(TASK INSTRUCTIONS):
Write the records out again exactly, leaving no images in.

Data excerpts
** START **
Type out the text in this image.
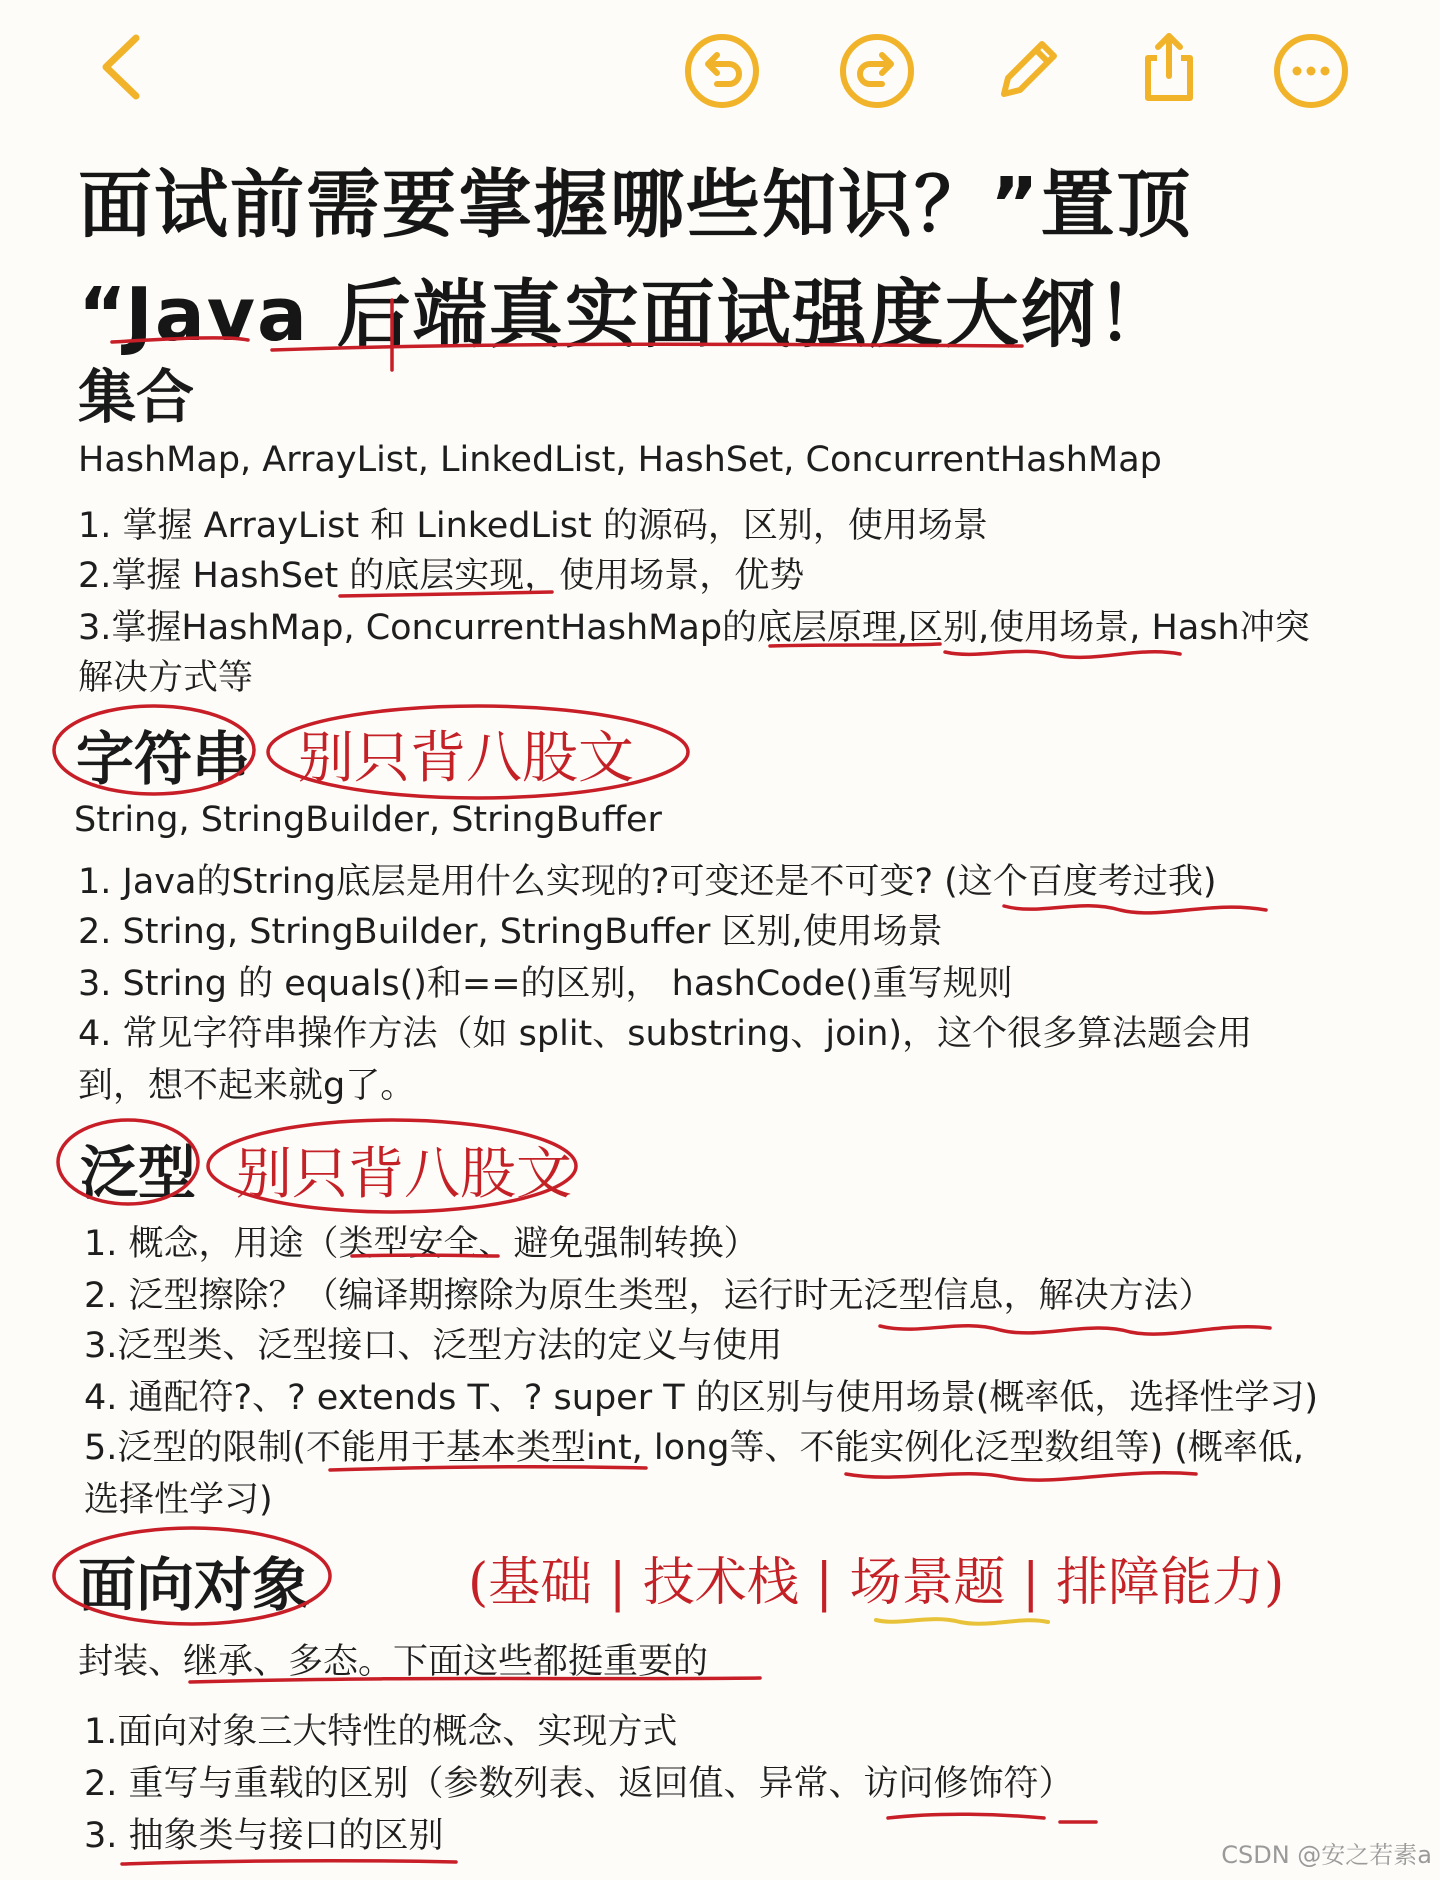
面试前需要掌握哪些知识？”置顶
“Java 后端真实面试强度大纲！
集合
HashMap, ArrayList, LinkedList, HashSet, ConcurrentHashMap
1. 掌握 ArrayList 和 LinkedList 的源码，区别，使用场景
2.掌握 HashSet 的底层实现，使用场景，优势
3.掌握HashMap, ConcurrentHashMap的底层原理,区别,使用场景, Hash冲突
解决方式等
字符串 别只背八股文
String, StringBuilder, StringBuffer
1. Java的String底层是用什么实现的?可变还是不可变? (这个百度考过我)
2. String, StringBuilder, StringBuffer 区别,使用场景
3. String 的 equals()和==的区别， hashCode()重写规则
4. 常见字符串操作方法（如 split、substring、join)，这个很多算法题会用
到，想不起来就g了。
泛型 别只背八股文
1. 概念，用途（类型安全、避免强制转换）
2. 泛型擦除？（编译期擦除为原生类型，运行时无泛型信息，解决方法）
3.泛型类、泛型接口、泛型方法的定义与使用
4. 通配符?、? extends T、? super T 的区别与使用场景(概率低，选择性学习)
5.泛型的限制(不能用于基本类型int, long等、不能实例化泛型数组等) (概率低,
选择性学习)
面向对象	(基础 | 技术栈 | 场景题 | 排障能力)
封装、继承、多态。下面这些都挺重要的
1.面向对象三大特性的概念、实现方式
2. 重写与重载的区别（参数列表、返回值、异常、访问修饰符）
3. 抽象类与接口的区别	CSDN @安之若素a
** END **
(THE OUTPUT):
Type out the text in this image.
面试前需要掌握哪些知识？”置顶
“Java 后端真实面试强度大纲！
集合
HashMap, ArrayList, LinkedList, HashSet, ConcurrentHashMap
1. 掌握 ArrayList 和 LinkedList 的源码，区别，使用场景
2.掌握 HashSet 的底层实现，使用场景，优势
3.掌握HashMap, ConcurrentHashMap的底层原理,区别,使用场景, Hash冲突
解决方式等
字符串 别只背八股文
String, StringBuilder, StringBuffer
1. Java的String底层是用什么实现的?可变还是不可变? (这个百度考过我)
2. String, StringBuilder, StringBuffer 区别,使用场景
3. String 的 equals()和==的区别， hashCode()重写规则
4. 常见字符串操作方法（如 split、substring、join)，这个很多算法题会用
到，想不起来就g了。
泛型 别只背八股文
1. 概念，用途（类型安全、避免强制转换）
2. 泛型擦除？（编译期擦除为原生类型，运行时无泛型信息，解决方法）
3.泛型类、泛型接口、泛型方法的定义与使用
4. 通配符?、? extends T、? super T 的区别与使用场景(概率低，选择性学习)
5.泛型的限制(不能用于基本类型int, long等、不能实例化泛型数组等) (概率低,
选择性学习)
面向对象	(基础 | 技术栈 | 场景题 | 排障能力)
封装、继承、多态。下面这些都挺重要的
1.面向对象三大特性的概念、实现方式
2. 重写与重载的区别（参数列表、返回值、异常、访问修饰符）
3. 抽象类与接口的区别	CSDN @安之若素a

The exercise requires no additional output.